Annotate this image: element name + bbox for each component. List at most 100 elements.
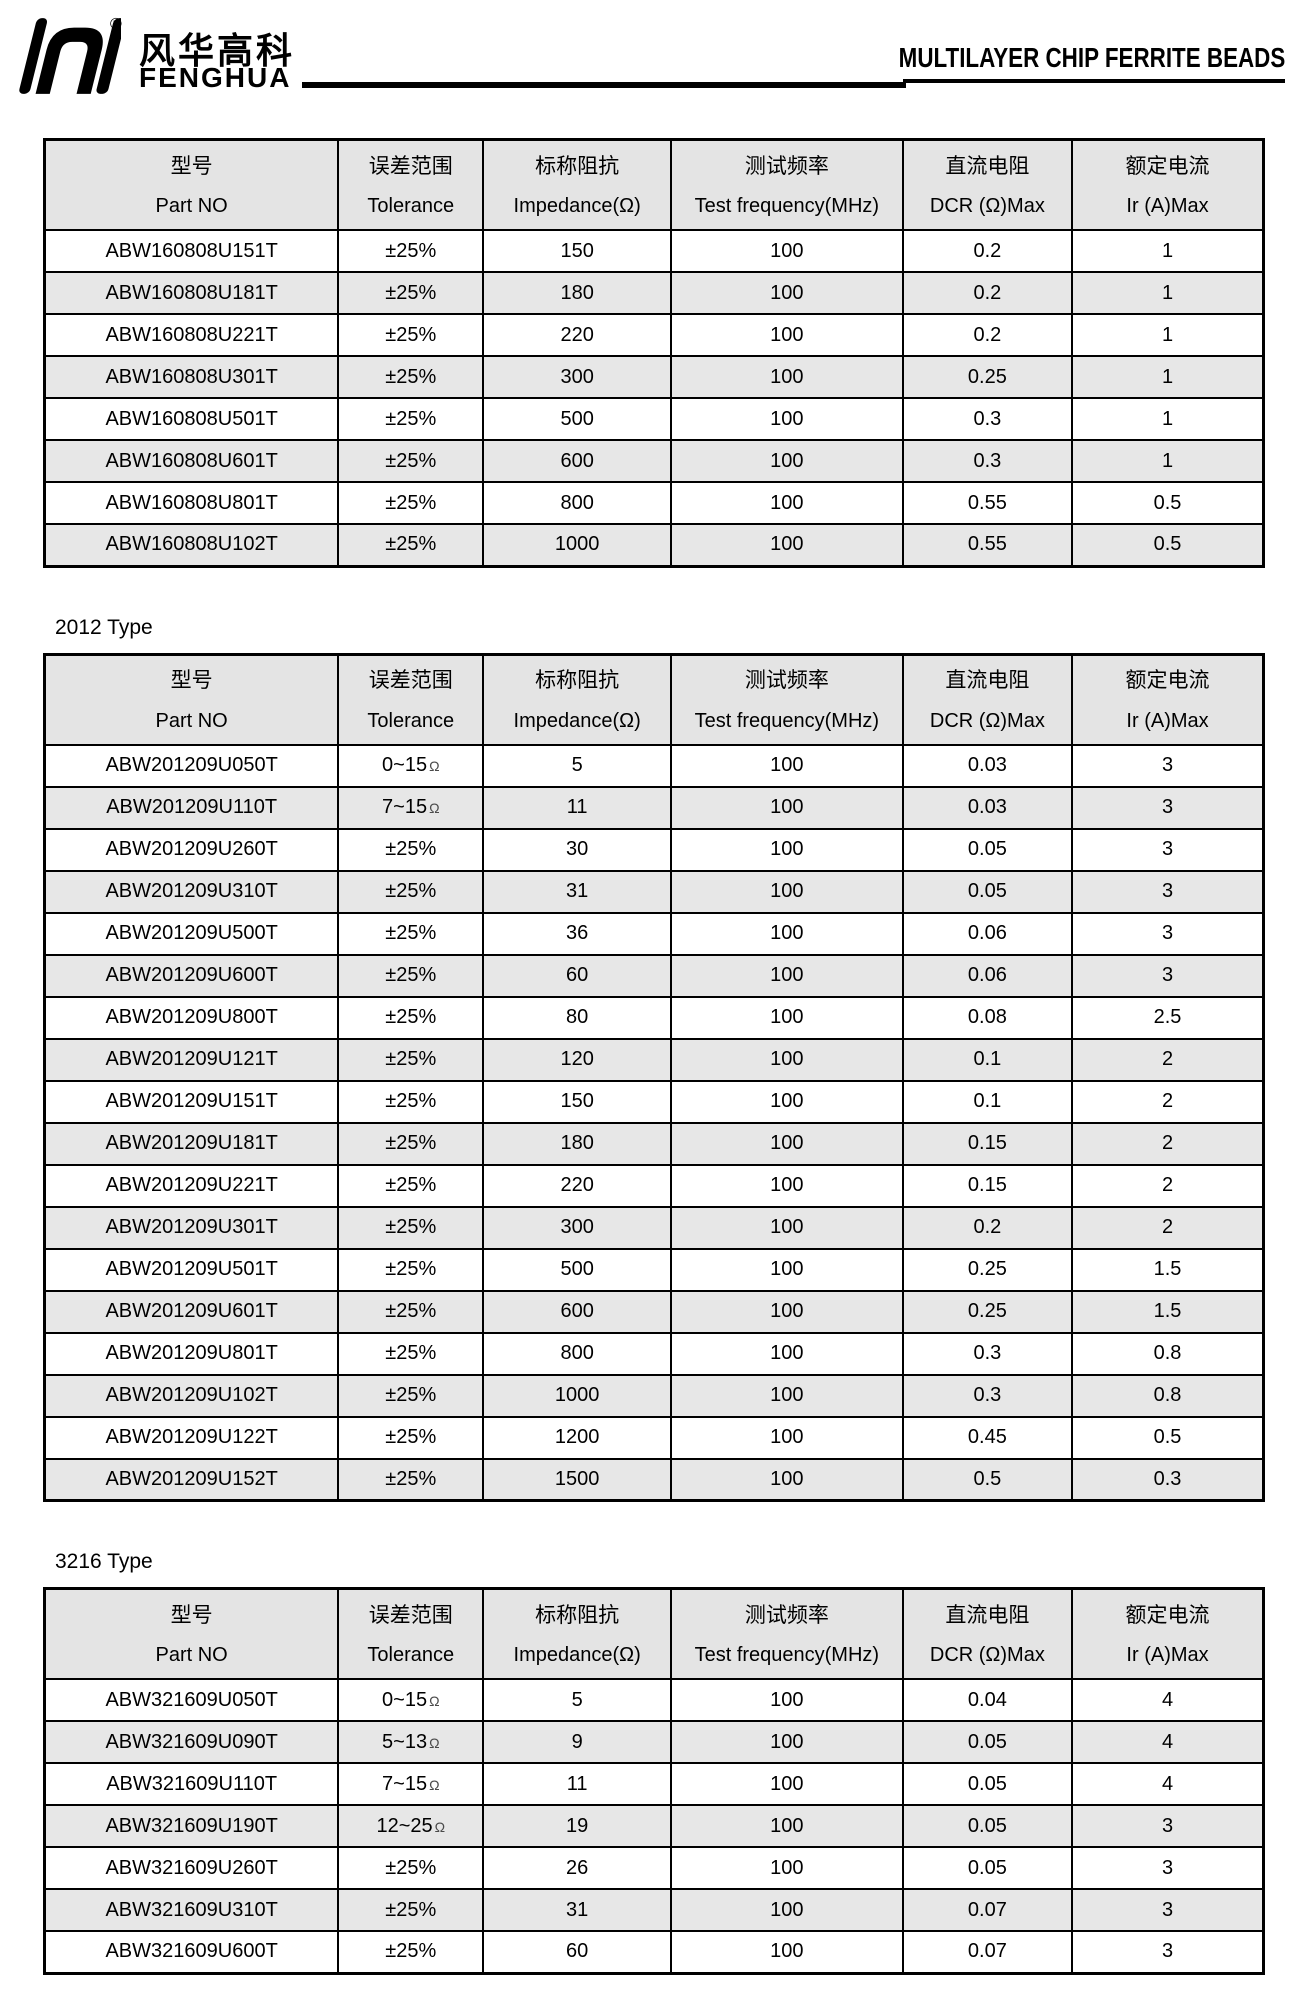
- dcr-cell: 0.45: [901, 1415, 1074, 1460]
- table-row: ABW160808U221T ±25% 220 100 0.2 1: [43, 313, 1265, 357]
- column-header-en: Test frequency(MHz): [694, 195, 880, 217]
- part-no-cell: ABW201209U181T: [43, 1121, 340, 1166]
- dcr-cell: 0.07: [901, 1888, 1074, 1932]
- tolerance-cell: ±25%: [337, 481, 485, 525]
- tolerance-range: 7~15: [382, 796, 428, 818]
- part-no-cell: ABW201209U301T: [43, 1205, 340, 1250]
- rated-current-cell: 0.5: [1071, 1415, 1265, 1460]
- column-header: 误差范围 Tolerance: [337, 653, 485, 746]
- column-header: 型号 Part NO: [43, 653, 340, 746]
- tolerance-cell: ±25%: [337, 271, 485, 315]
- dcr-cell: 0.04: [901, 1678, 1074, 1722]
- test-frequency-cell: 100: [670, 1678, 904, 1722]
- rated-current-cell: 4: [1071, 1720, 1265, 1764]
- table-row: ABW201209U600T ±25% 60 100 0.06 3: [43, 953, 1265, 998]
- column-header-cn: 误差范围: [368, 669, 453, 692]
- test-frequency-cell: 100: [670, 1205, 904, 1250]
- impedance-cell: 180: [482, 271, 673, 315]
- column-header-en: Impedance(Ω): [513, 709, 641, 732]
- table-row: ABW201209U801T ±25% 800 100 0.3 0.8: [43, 1331, 1265, 1376]
- column-header-en: Part NO: [155, 195, 228, 217]
- tolerance-cell: 0~15 Ω: [337, 743, 485, 788]
- table-row: ABW201209U122T ±25% 1200 100 0.45 0.5: [43, 1415, 1265, 1460]
- rated-current-cell: 1.5: [1071, 1289, 1265, 1334]
- table-header-row: 型号 Part NO 误差范围 Tolerance 标称阻抗 Impedance(Ω) 测试…: [43, 1587, 1265, 1680]
- dcr-cell: 0.3: [901, 397, 1074, 441]
- part-no-cell: ABW201209U501T: [43, 1247, 340, 1292]
- rated-current-cell: 3: [1071, 827, 1265, 872]
- column-header: 标称阻抗 Impedance(Ω): [482, 1587, 673, 1680]
- test-frequency-cell: 100: [670, 1247, 904, 1292]
- rated-current-cell: 3: [1071, 785, 1265, 830]
- tolerance-cell: ±25%: [337, 1289, 485, 1334]
- spec-table: 型号 Part NO 误差范围 Tolerance 标称阻抗 Impedance(Ω) 测试…: [43, 652, 1265, 1502]
- tolerance-cell: 7~15 Ω: [337, 785, 485, 830]
- part-no-cell: ABW321609U190T: [43, 1804, 340, 1848]
- fenghua-logo-mark: [19, 18, 121, 94]
- table-row: ABW201209U110T 7~15 Ω 11 100 0.03 3: [43, 785, 1265, 830]
- column-header-cn: 标称阻抗: [535, 669, 620, 692]
- tolerance-range: 0~15: [382, 1688, 428, 1711]
- tolerance-cell: 7~15 Ω: [337, 1762, 485, 1806]
- tolerance-cell: ±25%: [337, 869, 485, 914]
- impedance-cell: 30: [482, 827, 673, 872]
- column-header-en: Ir (A)Max: [1126, 1644, 1209, 1666]
- part-no-cell: ABW160808U221T: [43, 313, 340, 357]
- dcr-cell: 0.2: [901, 271, 1074, 315]
- column-header-cn: 额定电流: [1125, 1603, 1210, 1627]
- part-no-cell: ABW321609U090T: [43, 1720, 340, 1764]
- dcr-cell: 0.2: [901, 1205, 1074, 1250]
- rated-current-cell: 1.5: [1071, 1247, 1265, 1292]
- tolerance-cell: ±25%: [337, 355, 485, 399]
- impedance-cell: 5: [482, 743, 673, 788]
- tolerance-range: 0~15: [382, 754, 428, 776]
- ohm-unit: Ω: [429, 758, 440, 774]
- tolerance-cell: ±25%: [337, 1331, 485, 1376]
- part-no-cell: ABW201209U221T: [43, 1163, 340, 1208]
- column-header-cn: 测试频率: [744, 154, 829, 178]
- column-header: 误差范围 Tolerance: [337, 138, 485, 231]
- ohm-unit: Ω: [429, 800, 440, 816]
- dcr-cell: 0.07: [901, 1930, 1074, 1974]
- part-no-cell: ABW201209U122T: [43, 1415, 340, 1460]
- table-row: ABW201209U260T ±25% 30 100 0.05 3: [43, 827, 1265, 872]
- rated-current-cell: 3: [1071, 1804, 1265, 1848]
- test-frequency-cell: 100: [670, 1373, 904, 1418]
- tolerance-cell: ±25%: [337, 1846, 485, 1890]
- dcr-cell: 0.3: [901, 1331, 1074, 1376]
- table-row: ABW201209U301T ±25% 300 100 0.2 2: [43, 1205, 1265, 1250]
- rated-current-cell: 4: [1071, 1678, 1265, 1722]
- column-header: 型号 Part NO: [43, 1587, 340, 1680]
- impedance-cell: 31: [482, 1888, 673, 1932]
- impedance-cell: 5: [482, 1678, 673, 1722]
- impedance-cell: 600: [482, 439, 673, 483]
- rated-current-cell: 2: [1071, 1121, 1265, 1166]
- table-row: ABW201209U152T ±25% 1500 100 0.5 0.3: [43, 1457, 1265, 1502]
- column-header-cn: 误差范围: [368, 1603, 453, 1627]
- test-frequency-cell: 100: [670, 355, 904, 399]
- impedance-cell: 150: [482, 229, 673, 273]
- impedance-cell: 11: [482, 785, 673, 830]
- impedance-cell: 80: [482, 995, 673, 1040]
- part-no-cell: ABW321609U260T: [43, 1846, 340, 1890]
- table-row: ABW201209U181T ±25% 180 100 0.15 2: [43, 1121, 1265, 1166]
- test-frequency-cell: 100: [670, 1331, 904, 1376]
- test-frequency-cell: 100: [670, 1888, 904, 1932]
- column-header: 型号 Part NO: [43, 138, 340, 231]
- tolerance-cell: 0~15 Ω: [337, 1678, 485, 1722]
- table-row: ABW160808U102T ±25% 1000 100 0.55 0.5: [43, 523, 1265, 567]
- rated-current-cell: 2: [1071, 1037, 1265, 1082]
- part-no-cell: ABW201209U110T: [43, 785, 340, 830]
- impedance-cell: 120: [482, 1037, 673, 1082]
- part-no-cell: ABW160808U501T: [43, 397, 340, 441]
- part-no-cell: ABW321609U310T: [43, 1888, 340, 1932]
- part-no-cell: ABW201209U050T: [43, 743, 340, 788]
- test-frequency-cell: 100: [670, 1720, 904, 1764]
- test-frequency-cell: 100: [670, 1457, 904, 1502]
- rated-current-cell: 0.8: [1071, 1331, 1265, 1376]
- part-no-cell: ABW160808U102T: [43, 523, 340, 567]
- column-header-en: Part NO: [155, 709, 228, 732]
- page-header: ® 风华高科 FENGHUA MULTILAYER CHIP FERRITE B…: [0, 0, 1298, 138]
- impedance-cell: 1200: [482, 1415, 673, 1460]
- ohm-unit: Ω: [429, 1776, 440, 1793]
+---+
Short exercise
Reproduce every one of the records above line for line, leaving out the pictures.

Response to the exercise
Annotate this image: element name + bbox for each component. List at most 100 elements.
- dcr-cell: 0.45: [901, 1415, 1074, 1460]
- table-row: ABW160808U221T ±25% 220 100 0.2 1: [43, 313, 1265, 357]
- column-header-en: Test frequency(MHz): [694, 195, 880, 217]
- part-no-cell: ABW201209U181T: [43, 1121, 340, 1166]
- dcr-cell: 0.07: [901, 1888, 1074, 1932]
- tolerance-cell: ±25%: [337, 481, 485, 525]
- tolerance-range: 7~15: [382, 796, 428, 818]
- part-no-cell: ABW201209U301T: [43, 1205, 340, 1250]
- rated-current-cell: 0.5: [1071, 1415, 1265, 1460]
- column-header: 误差范围 Tolerance: [337, 653, 485, 746]
- column-header: 型号 Part NO: [43, 653, 340, 746]
- tolerance-cell: ±25%: [337, 271, 485, 315]
- dcr-cell: 0.04: [901, 1678, 1074, 1722]
- test-frequency-cell: 100: [670, 1678, 904, 1722]
- rated-current-cell: 4: [1071, 1720, 1265, 1764]
- table-row: ABW201209U600T ±25% 60 100 0.06 3: [43, 953, 1265, 998]
- column-header-cn: 误差范围: [368, 669, 453, 692]
- test-frequency-cell: 100: [670, 1205, 904, 1250]
- impedance-cell: 180: [482, 271, 673, 315]
- column-header-en: Impedance(Ω): [513, 709, 641, 732]
- table-row: ABW201209U801T ±25% 800 100 0.3 0.8: [43, 1331, 1265, 1376]
- column-header-en: Part NO: [155, 195, 228, 217]
- tolerance-cell: 0~15 Ω: [337, 743, 485, 788]
- table-row: ABW201209U122T ±25% 1200 100 0.45 0.5: [43, 1415, 1265, 1460]
- rated-current-cell: 1.5: [1071, 1289, 1265, 1334]
- table-header-row: 型号 Part NO 误差范围 Tolerance 标称阻抗 Impedance(Ω) 测试…: [43, 1587, 1265, 1680]
- dcr-cell: 0.3: [901, 397, 1074, 441]
- part-no-cell: ABW201209U501T: [43, 1247, 340, 1292]
- rated-current-cell: 3: [1071, 827, 1265, 872]
- column-header: 标称阻抗 Impedance(Ω): [482, 1587, 673, 1680]
- test-frequency-cell: 100: [670, 1247, 904, 1292]
- rated-current-cell: 3: [1071, 785, 1265, 830]
- tolerance-cell: ±25%: [337, 1289, 485, 1334]
- spec-table: 型号 Part NO 误差范围 Tolerance 标称阻抗 Impedance(Ω) 测试…: [43, 652, 1265, 1502]
- tolerance-cell: 7~15 Ω: [337, 785, 485, 830]
- part-no-cell: ABW321609U190T: [43, 1804, 340, 1848]
- fenghua-logo-mark: [19, 18, 121, 94]
- table-row: ABW201209U110T 7~15 Ω 11 100 0.03 3: [43, 785, 1265, 830]
- column-header-cn: 标称阻抗: [535, 669, 620, 692]
- tolerance-range: 0~15: [382, 1688, 428, 1711]
- tolerance-cell: 7~15 Ω: [337, 1762, 485, 1806]
- tolerance-cell: ±25%: [337, 869, 485, 914]
- impedance-cell: 30: [482, 827, 673, 872]
- column-header-en: Ir (A)Max: [1126, 1644, 1209, 1666]
- part-no-cell: ABW160808U221T: [43, 313, 340, 357]
- dcr-cell: 0.2: [901, 271, 1074, 315]
- column-header-cn: 额定电流: [1125, 1603, 1210, 1627]
- part-no-cell: ABW321609U090T: [43, 1720, 340, 1764]
- dcr-cell: 0.2: [901, 1205, 1074, 1250]
- rated-current-cell: 1.5: [1071, 1247, 1265, 1292]
- tolerance-cell: ±25%: [337, 355, 485, 399]
- impedance-cell: 5: [482, 743, 673, 788]
- tolerance-range: 0~15: [382, 754, 428, 776]
- ohm-unit: Ω: [429, 758, 440, 774]
- tolerance-cell: ±25%: [337, 1331, 485, 1376]
- part-no-cell: ABW201209U221T: [43, 1163, 340, 1208]
- column-header-cn: 测试频率: [744, 154, 829, 178]
- column-header: 误差范围 Tolerance: [337, 138, 485, 231]
- ohm-unit: Ω: [429, 800, 440, 816]
- dcr-cell: 0.07: [901, 1930, 1074, 1974]
- part-no-cell: ABW201209U122T: [43, 1415, 340, 1460]
- table-row: ABW201209U260T ±25% 30 100 0.05 3: [43, 827, 1265, 872]
- rated-current-cell: 3: [1071, 1804, 1265, 1848]
- test-frequency-cell: 100: [670, 1373, 904, 1418]
- tolerance-cell: ±25%: [337, 1846, 485, 1890]
- dcr-cell: 0.3: [901, 1331, 1074, 1376]
- table-row: ABW201209U301T ±25% 300 100 0.2 2: [43, 1205, 1265, 1250]
- rated-current-cell: 4: [1071, 1678, 1265, 1722]
- column-header: 型号 Part NO: [43, 1587, 340, 1680]
- impedance-cell: 31: [482, 1888, 673, 1932]
- impedance-cell: 5: [482, 1678, 673, 1722]
- impedance-cell: 600: [482, 439, 673, 483]
- rated-current-cell: 2: [1071, 1121, 1265, 1166]
- table-row: ABW201209U152T ±25% 1500 100 0.5 0.3: [43, 1457, 1265, 1502]
- column-header-cn: 误差范围: [368, 1603, 453, 1627]
- test-frequency-cell: 100: [670, 355, 904, 399]
- impedance-cell: 150: [482, 229, 673, 273]
- impedance-cell: 11: [482, 785, 673, 830]
- impedance-cell: 80: [482, 995, 673, 1040]
- part-no-cell: ABW321609U260T: [43, 1846, 340, 1890]
- table-row: ABW201209U181T ±25% 180 100 0.15 2: [43, 1121, 1265, 1166]
- test-frequency-cell: 100: [670, 1331, 904, 1376]
- test-frequency-cell: 100: [670, 1888, 904, 1932]
- column-header: 型号 Part NO: [43, 138, 340, 231]
- tolerance-cell: 0~15 Ω: [337, 1678, 485, 1722]
- table-row: ABW160808U102T ±25% 1000 100 0.55 0.5: [43, 523, 1265, 567]
- rated-current-cell: 2: [1071, 1037, 1265, 1082]
- part-no-cell: ABW201209U110T: [43, 785, 340, 830]
- impedance-cell: 120: [482, 1037, 673, 1082]
- part-no-cell: ABW160808U501T: [43, 397, 340, 441]
- part-no-cell: ABW321609U310T: [43, 1888, 340, 1932]
- part-no-cell: ABW201209U050T: [43, 743, 340, 788]
- test-frequency-cell: 100: [670, 1720, 904, 1764]
- test-frequency-cell: 100: [670, 1457, 904, 1502]
- rated-current-cell: 0.8: [1071, 1331, 1265, 1376]
- part-no-cell: ABW160808U102T: [43, 523, 340, 567]
- column-header-en: Part NO: [155, 709, 228, 732]
- page-header: ® 风华高科 FENGHUA MULTILAYER CHIP FERRITE B…: [0, 0, 1298, 138]
- impedance-cell: 1200: [482, 1415, 673, 1460]
- ohm-unit: Ω: [429, 1776, 440, 1793]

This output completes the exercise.